> _Task details_
Review the lines that follow and copy each one that contains the word "available".

> _Records shown_
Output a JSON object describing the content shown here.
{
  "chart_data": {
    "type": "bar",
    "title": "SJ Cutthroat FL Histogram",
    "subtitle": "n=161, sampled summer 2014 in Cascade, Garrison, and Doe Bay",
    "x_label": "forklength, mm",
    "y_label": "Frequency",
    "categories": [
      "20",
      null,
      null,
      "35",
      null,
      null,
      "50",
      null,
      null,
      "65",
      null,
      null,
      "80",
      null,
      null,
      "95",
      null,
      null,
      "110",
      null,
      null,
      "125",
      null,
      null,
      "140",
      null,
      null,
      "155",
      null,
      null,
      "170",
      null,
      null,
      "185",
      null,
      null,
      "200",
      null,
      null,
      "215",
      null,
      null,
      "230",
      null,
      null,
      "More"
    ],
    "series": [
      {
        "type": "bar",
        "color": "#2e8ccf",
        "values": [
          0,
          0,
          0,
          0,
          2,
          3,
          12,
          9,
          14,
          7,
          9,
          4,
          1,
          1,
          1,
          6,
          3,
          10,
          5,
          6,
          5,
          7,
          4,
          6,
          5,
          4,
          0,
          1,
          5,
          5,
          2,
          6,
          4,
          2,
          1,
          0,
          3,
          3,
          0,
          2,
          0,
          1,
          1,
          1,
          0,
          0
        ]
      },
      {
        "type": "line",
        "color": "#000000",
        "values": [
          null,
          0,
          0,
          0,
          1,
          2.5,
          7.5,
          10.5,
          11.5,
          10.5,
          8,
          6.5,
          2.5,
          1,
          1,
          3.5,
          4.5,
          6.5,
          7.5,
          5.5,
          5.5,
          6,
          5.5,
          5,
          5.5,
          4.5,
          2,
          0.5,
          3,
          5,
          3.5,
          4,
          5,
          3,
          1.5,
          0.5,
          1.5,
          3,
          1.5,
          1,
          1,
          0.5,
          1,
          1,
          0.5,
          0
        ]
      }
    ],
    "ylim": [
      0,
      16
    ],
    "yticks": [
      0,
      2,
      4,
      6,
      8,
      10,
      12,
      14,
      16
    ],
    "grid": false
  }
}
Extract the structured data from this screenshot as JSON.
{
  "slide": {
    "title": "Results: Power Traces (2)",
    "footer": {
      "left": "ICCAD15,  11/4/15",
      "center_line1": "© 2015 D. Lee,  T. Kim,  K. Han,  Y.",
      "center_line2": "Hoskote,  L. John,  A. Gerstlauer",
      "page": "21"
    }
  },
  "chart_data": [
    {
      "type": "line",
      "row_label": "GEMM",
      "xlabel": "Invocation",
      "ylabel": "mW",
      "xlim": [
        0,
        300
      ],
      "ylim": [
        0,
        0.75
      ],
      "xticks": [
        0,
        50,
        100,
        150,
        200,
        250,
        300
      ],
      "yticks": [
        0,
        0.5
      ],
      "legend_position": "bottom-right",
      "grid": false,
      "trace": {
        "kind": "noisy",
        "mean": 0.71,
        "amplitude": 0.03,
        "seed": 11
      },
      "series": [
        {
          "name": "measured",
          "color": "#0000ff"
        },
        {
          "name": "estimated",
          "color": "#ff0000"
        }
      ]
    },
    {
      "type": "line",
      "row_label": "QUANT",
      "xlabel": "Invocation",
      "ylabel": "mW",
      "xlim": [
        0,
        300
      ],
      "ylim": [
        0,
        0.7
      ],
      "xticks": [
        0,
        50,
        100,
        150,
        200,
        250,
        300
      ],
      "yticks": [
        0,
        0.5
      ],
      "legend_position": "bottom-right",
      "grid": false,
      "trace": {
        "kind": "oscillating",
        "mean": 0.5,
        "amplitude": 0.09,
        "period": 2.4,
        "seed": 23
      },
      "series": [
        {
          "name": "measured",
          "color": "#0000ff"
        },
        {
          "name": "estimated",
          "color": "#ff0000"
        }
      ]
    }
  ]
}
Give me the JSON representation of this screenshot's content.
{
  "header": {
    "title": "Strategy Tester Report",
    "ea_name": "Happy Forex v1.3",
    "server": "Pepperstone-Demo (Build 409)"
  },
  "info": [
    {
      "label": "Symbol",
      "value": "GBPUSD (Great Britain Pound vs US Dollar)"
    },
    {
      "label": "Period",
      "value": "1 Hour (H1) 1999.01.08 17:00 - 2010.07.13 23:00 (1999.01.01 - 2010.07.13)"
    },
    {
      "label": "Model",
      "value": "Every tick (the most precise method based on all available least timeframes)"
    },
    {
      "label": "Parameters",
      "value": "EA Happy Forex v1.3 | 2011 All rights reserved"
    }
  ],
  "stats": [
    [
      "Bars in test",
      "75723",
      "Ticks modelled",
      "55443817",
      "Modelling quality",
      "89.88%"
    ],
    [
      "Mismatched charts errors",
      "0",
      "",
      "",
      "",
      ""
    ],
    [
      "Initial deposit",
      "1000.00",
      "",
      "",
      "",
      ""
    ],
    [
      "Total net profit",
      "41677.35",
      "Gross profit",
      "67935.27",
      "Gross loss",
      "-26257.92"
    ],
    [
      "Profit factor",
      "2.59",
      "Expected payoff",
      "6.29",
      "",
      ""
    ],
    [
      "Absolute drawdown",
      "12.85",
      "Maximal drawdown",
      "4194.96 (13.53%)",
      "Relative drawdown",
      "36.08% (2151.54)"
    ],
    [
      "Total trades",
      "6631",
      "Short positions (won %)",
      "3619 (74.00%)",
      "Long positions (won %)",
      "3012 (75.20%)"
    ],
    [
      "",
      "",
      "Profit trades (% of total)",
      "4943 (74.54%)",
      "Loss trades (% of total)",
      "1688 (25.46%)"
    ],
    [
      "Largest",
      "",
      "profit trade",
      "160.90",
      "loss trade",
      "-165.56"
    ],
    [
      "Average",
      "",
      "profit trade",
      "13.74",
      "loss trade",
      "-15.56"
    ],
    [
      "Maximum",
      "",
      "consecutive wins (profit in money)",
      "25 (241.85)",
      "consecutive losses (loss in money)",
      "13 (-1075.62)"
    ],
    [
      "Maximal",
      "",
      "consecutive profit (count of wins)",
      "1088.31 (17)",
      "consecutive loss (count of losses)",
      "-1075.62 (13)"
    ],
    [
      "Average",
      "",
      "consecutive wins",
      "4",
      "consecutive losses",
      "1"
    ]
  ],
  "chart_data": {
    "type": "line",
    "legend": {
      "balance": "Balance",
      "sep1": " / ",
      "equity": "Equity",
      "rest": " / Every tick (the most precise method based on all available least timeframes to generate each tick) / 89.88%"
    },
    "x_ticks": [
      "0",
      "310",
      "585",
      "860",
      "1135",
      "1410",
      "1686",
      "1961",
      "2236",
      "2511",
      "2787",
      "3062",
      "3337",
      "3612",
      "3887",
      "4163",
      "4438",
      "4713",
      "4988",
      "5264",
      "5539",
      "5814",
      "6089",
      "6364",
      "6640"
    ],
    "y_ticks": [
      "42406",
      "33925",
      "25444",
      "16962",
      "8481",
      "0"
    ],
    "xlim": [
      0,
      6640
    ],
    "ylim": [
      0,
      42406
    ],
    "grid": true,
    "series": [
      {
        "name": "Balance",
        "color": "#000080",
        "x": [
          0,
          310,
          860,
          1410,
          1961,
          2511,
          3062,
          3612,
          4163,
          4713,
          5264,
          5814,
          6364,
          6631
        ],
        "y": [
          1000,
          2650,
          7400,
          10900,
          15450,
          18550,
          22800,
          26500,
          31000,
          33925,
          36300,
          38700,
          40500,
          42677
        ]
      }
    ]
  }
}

> _Exercise result_
      "value": "Every tick (the most precise method based on all available least timeframes)"
      "rest": " / Every tick (the most precise method based on all available least timeframes to generate each tick) / 89.88%"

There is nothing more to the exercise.